GOAL: Give all of the lines again exactly as they read.

● ● ● ●

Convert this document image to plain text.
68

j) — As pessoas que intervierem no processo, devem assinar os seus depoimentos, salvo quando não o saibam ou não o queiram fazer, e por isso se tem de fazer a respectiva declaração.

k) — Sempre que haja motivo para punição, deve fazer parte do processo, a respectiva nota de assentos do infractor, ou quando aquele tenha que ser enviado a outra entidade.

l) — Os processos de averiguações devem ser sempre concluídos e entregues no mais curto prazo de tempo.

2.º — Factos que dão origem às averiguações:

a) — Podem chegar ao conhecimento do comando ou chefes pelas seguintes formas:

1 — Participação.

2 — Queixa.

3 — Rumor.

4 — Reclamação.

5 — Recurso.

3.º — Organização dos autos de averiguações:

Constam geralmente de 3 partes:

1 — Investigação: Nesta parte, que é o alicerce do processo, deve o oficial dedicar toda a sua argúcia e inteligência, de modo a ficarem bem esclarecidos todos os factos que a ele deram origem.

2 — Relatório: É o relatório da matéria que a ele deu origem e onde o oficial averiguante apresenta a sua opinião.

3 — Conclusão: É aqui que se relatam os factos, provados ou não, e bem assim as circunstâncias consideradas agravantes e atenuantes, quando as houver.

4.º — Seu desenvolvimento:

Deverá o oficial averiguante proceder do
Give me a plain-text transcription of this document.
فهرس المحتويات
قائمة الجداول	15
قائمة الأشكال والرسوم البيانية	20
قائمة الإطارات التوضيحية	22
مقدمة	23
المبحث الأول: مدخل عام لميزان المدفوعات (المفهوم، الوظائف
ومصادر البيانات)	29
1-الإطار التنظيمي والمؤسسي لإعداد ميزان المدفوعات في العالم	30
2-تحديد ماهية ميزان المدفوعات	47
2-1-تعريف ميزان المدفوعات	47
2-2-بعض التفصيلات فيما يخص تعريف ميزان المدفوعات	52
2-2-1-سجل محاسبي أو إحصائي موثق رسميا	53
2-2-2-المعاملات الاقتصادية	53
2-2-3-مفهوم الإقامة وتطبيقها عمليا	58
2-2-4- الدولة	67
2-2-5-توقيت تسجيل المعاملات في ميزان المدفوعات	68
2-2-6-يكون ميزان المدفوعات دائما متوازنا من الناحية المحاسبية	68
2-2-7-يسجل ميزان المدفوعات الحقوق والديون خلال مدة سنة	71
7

● ● ● ●

ANSWER IN FULL:
Convert this document image to plain text.
68

j) — As pessoas que intervierem no processo, devem assinar os seus depoimentos, salvo quando não o saibam ou não o queiram fazer, e por isso se tem de fazer a respectiva declaração.

k) — Sempre que haja motivo para punição, deve fazer parte do processo, a respectiva nota de assentos do infractor, ou quando aquele tenha que ser enviado a outra entidade.

l) — Os processos de averiguações devem ser sempre concluídos e entregues no mais curto prazo de tempo.

2.º — Factos que dão origem às averiguações:

a) — Podem chegar ao conhecimento do comando ou chefes pelas seguintes formas:

1 — Participação.

2 — Queixa.

3 — Rumor.

4 — Reclamação.

5 — Recurso.

3.º — Organização dos autos de averiguações:

Constam geralmente de 3 partes:

1 — Investigação: Nesta parte, que é o alicerce do processo, deve o oficial dedicar toda a sua argúcia e inteligência, de modo a ficarem bem esclarecidos todos os factos que a ele deram origem.

2 — Relatório: É o relatório da matéria que a ele deu origem e onde o oficial averiguante apresenta a sua opinião.

3 — Conclusão: É aqui que se relatam os factos, provados ou não, e bem assim as circunstâncias consideradas agravantes e atenuantes, quando as houver.

4.º — Seu desenvolvimento:

Deverá o oficial averiguante proceder do
Give me a plain-text transcription of this document.
فهرس المحتويات
قائمة الجداول	15
قائمة الأشكال والرسوم البيانية	20
قائمة الإطارات التوضيحية	22
مقدمة	23
المبحث الأول: مدخل عام لميزان المدفوعات (المفهوم، الوظائف
ومصادر البيانات)	29
1-الإطار التنظيمي والمؤسسي لإعداد ميزان المدفوعات في العالم	30
2-تحديد ماهية ميزان المدفوعات	47
2-1-تعريف ميزان المدفوعات	47
2-2-بعض التفصيلات فيما يخص تعريف ميزان المدفوعات	52
2-2-1-سجل محاسبي أو إحصائي موثق رسميا	53
2-2-2-المعاملات الاقتصادية	53
2-2-3-مفهوم الإقامة وتطبيقها عمليا	58
2-2-4- الدولة	67
2-2-5-توقيت تسجيل المعاملات في ميزان المدفوعات	68
2-2-6-يكون ميزان المدفوعات دائما متوازنا من الناحية المحاسبية	68
2-2-7-يسجل ميزان المدفوعات الحقوق والديون خلال مدة سنة	71
7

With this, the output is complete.